----- PROVIDED DATA -----

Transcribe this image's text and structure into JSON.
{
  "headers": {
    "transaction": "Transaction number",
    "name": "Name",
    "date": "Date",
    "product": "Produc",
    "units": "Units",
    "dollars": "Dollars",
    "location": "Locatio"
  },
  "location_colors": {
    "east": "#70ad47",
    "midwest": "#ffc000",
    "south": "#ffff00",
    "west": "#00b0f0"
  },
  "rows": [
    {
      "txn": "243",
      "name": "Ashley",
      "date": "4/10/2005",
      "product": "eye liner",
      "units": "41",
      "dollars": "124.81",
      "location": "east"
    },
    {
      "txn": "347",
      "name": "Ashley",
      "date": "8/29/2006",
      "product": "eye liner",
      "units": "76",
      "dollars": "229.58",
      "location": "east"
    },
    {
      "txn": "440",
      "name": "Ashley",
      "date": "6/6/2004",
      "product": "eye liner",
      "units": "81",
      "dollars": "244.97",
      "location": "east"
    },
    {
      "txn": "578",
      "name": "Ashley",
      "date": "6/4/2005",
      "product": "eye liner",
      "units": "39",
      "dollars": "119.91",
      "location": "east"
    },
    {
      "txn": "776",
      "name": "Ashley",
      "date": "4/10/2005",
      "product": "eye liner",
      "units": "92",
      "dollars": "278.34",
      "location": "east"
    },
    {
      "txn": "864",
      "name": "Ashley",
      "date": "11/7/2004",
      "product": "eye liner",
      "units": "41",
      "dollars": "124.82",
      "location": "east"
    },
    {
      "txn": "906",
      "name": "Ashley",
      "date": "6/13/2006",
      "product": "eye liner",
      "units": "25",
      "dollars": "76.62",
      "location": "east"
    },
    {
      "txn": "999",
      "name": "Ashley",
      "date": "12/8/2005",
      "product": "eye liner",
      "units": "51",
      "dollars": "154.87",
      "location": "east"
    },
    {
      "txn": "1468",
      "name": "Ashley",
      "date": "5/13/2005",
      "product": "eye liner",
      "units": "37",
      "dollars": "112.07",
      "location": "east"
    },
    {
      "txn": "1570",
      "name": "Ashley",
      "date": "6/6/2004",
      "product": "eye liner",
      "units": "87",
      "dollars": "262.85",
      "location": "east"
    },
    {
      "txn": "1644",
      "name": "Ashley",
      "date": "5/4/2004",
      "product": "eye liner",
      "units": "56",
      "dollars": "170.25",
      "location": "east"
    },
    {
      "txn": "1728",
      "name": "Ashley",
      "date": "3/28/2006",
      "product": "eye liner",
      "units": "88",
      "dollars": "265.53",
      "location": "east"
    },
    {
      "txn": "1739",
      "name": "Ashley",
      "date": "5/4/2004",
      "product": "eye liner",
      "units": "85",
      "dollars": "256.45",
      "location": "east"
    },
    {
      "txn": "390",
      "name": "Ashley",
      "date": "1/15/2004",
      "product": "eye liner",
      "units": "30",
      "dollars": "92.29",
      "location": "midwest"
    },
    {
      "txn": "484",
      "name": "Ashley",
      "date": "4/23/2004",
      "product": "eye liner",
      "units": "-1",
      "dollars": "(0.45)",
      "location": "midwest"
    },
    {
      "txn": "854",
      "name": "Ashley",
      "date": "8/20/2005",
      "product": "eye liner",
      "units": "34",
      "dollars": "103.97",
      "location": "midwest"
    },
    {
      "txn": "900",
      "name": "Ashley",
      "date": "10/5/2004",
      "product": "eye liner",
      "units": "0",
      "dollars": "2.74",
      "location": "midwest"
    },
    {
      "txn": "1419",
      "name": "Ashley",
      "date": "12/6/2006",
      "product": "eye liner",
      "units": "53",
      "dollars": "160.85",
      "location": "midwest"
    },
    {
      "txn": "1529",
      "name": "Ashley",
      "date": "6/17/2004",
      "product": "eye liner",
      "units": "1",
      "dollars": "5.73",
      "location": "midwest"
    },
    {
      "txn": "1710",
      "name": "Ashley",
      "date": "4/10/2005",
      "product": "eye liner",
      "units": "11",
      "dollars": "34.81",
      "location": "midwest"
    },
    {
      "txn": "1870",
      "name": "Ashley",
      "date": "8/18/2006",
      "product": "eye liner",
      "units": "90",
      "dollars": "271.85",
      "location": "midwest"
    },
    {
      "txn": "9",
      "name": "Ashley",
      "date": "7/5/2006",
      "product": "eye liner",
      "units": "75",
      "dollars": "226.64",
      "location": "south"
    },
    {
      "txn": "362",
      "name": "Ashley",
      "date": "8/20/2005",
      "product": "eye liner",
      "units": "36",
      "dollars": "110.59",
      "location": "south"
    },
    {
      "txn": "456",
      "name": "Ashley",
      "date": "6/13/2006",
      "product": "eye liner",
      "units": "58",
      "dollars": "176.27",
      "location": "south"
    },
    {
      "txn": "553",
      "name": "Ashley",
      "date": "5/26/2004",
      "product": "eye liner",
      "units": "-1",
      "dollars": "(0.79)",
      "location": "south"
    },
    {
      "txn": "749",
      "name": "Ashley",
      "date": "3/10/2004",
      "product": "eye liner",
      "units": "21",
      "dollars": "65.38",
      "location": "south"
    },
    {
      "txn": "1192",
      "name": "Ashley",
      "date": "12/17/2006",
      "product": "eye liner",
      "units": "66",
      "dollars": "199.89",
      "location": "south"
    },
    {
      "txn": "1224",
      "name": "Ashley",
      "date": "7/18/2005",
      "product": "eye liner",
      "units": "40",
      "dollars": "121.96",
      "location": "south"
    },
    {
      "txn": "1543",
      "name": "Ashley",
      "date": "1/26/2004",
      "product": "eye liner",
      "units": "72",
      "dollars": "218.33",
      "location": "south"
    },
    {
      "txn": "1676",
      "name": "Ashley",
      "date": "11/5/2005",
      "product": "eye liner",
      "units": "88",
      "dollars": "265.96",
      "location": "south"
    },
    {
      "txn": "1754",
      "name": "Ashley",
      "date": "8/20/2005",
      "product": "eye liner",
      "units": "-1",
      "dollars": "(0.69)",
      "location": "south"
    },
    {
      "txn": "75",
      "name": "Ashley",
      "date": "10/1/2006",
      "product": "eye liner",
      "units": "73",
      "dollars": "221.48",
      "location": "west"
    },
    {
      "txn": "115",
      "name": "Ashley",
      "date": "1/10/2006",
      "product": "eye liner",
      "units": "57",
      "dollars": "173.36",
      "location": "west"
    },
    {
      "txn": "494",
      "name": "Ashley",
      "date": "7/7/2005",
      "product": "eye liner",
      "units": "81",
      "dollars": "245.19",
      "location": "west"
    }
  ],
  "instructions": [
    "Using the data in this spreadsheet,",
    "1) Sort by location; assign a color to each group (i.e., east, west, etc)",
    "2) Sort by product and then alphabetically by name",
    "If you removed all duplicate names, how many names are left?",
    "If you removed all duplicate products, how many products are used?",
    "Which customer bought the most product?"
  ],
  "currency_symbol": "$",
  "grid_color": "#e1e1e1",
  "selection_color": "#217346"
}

-----

§ **REQUIRED WORK**: Find every line above that contains the word "Sort", and return each one.

§ **SOLUTION**:
    "1) Sort by location; assign a color to each group (i.e., east, west, etc)",
    "2) Sort by product and then alphabetically by name",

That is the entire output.